### [Exercise goal]
From the entries below, work out the number of lines that hold the word "editor", and give that number alone.

[Data excerpts]

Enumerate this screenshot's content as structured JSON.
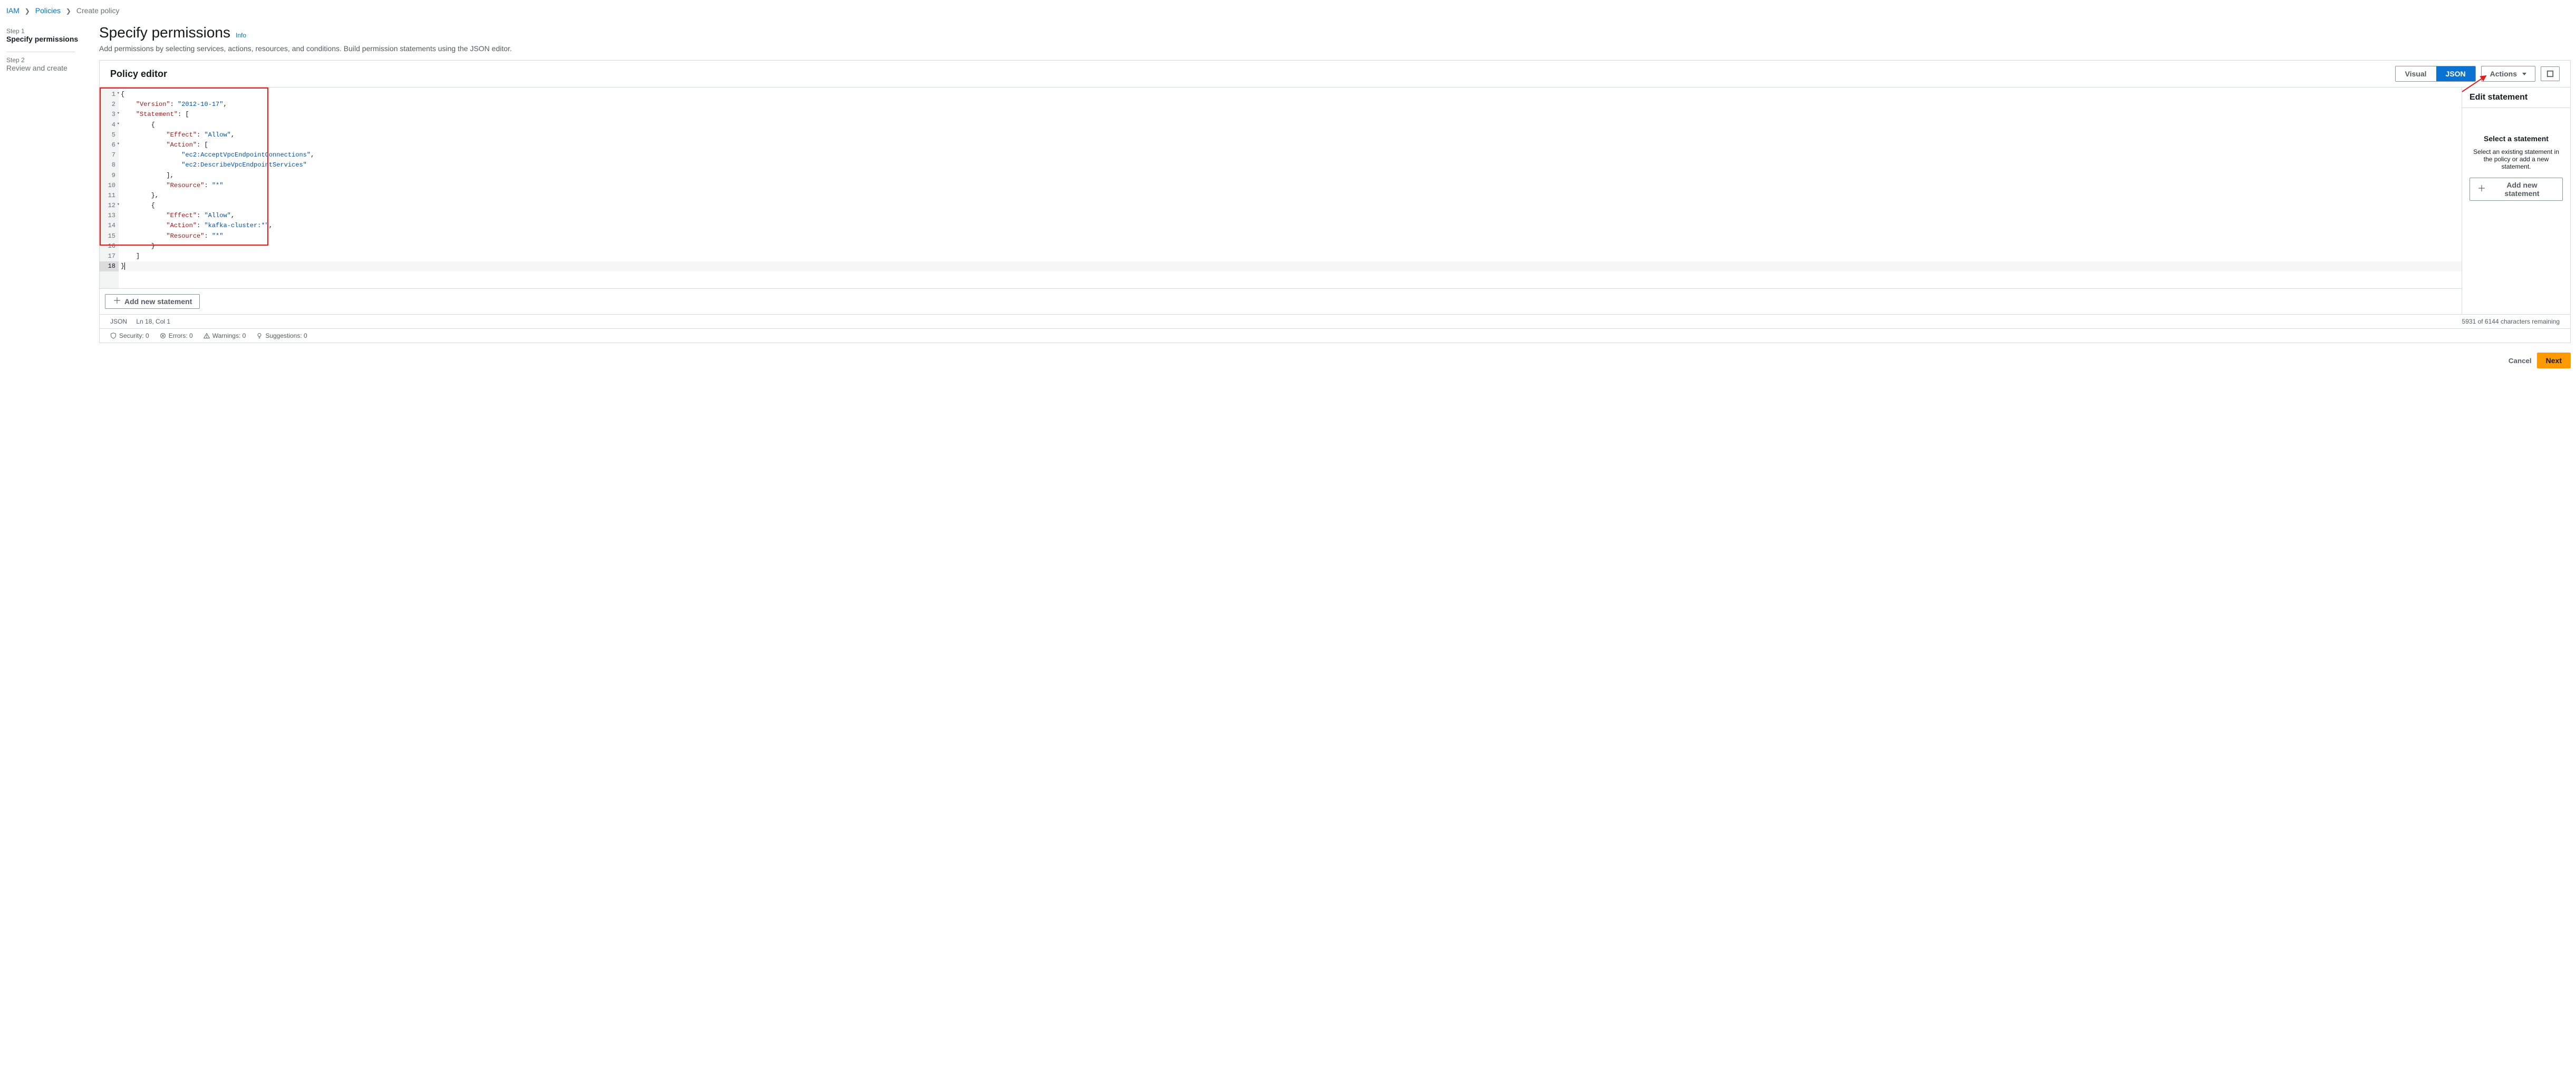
{
  "breadcrumbs": {
    "items": [
      {
        "label": "IAM",
        "href": true
      },
      {
        "label": "Policies",
        "href": true
      },
      {
        "label": "Create policy",
        "href": false
      }
    ]
  },
  "sidebar": {
    "steps": [
      {
        "label": "Step 1",
        "name": "Specify permissions",
        "active": true
      },
      {
        "label": "Step 2",
        "name": "Review and create",
        "active": false
      }
    ]
  },
  "header": {
    "title": "Specify permissions",
    "info": "Info",
    "desc": "Add permissions by selecting services, actions, resources, and conditions. Build permission statements using the JSON editor."
  },
  "editor": {
    "title": "Policy editor",
    "toggle": {
      "visual": "Visual",
      "json": "JSON"
    },
    "actions_label": "Actions",
    "lines_meta": [
      {
        "n": 1,
        "fold": true
      },
      {
        "n": 2,
        "fold": false
      },
      {
        "n": 3,
        "fold": true
      },
      {
        "n": 4,
        "fold": true
      },
      {
        "n": 5,
        "fold": false
      },
      {
        "n": 6,
        "fold": true
      },
      {
        "n": 7,
        "fold": false
      },
      {
        "n": 8,
        "fold": false
      },
      {
        "n": 9,
        "fold": false
      },
      {
        "n": 10,
        "fold": false
      },
      {
        "n": 11,
        "fold": false
      },
      {
        "n": 12,
        "fold": true
      },
      {
        "n": 13,
        "fold": false
      },
      {
        "n": 14,
        "fold": false
      },
      {
        "n": 15,
        "fold": false
      },
      {
        "n": 16,
        "fold": false
      },
      {
        "n": 17,
        "fold": false
      },
      {
        "n": 18,
        "fold": false,
        "current": true
      }
    ],
    "policy_json": {
      "Version": "2012-10-17",
      "Statement": [
        {
          "Effect": "Allow",
          "Action": [
            "ec2:AcceptVpcEndpointConnections",
            "ec2:DescribeVpcEndpointServices"
          ],
          "Resource": "*"
        },
        {
          "Effect": "Allow",
          "Action": "kafka-cluster:*",
          "Resource": "*"
        }
      ]
    },
    "add_stmt": "Add new statement"
  },
  "side_panel": {
    "title": "Edit statement",
    "heading": "Select a statement",
    "desc": "Select an existing statement in the policy or add a new statement.",
    "add_btn": "Add new statement"
  },
  "status": {
    "mode": "JSON",
    "pos": "Ln 18, Col 1",
    "chars": "5931 of 6144 characters remaining",
    "security": "Security: 0",
    "errors": "Errors: 0",
    "warnings": "Warnings: 0",
    "suggestions": "Suggestions: 0"
  },
  "footer": {
    "cancel": "Cancel",
    "next": "Next"
  }
}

### [Solution below]
3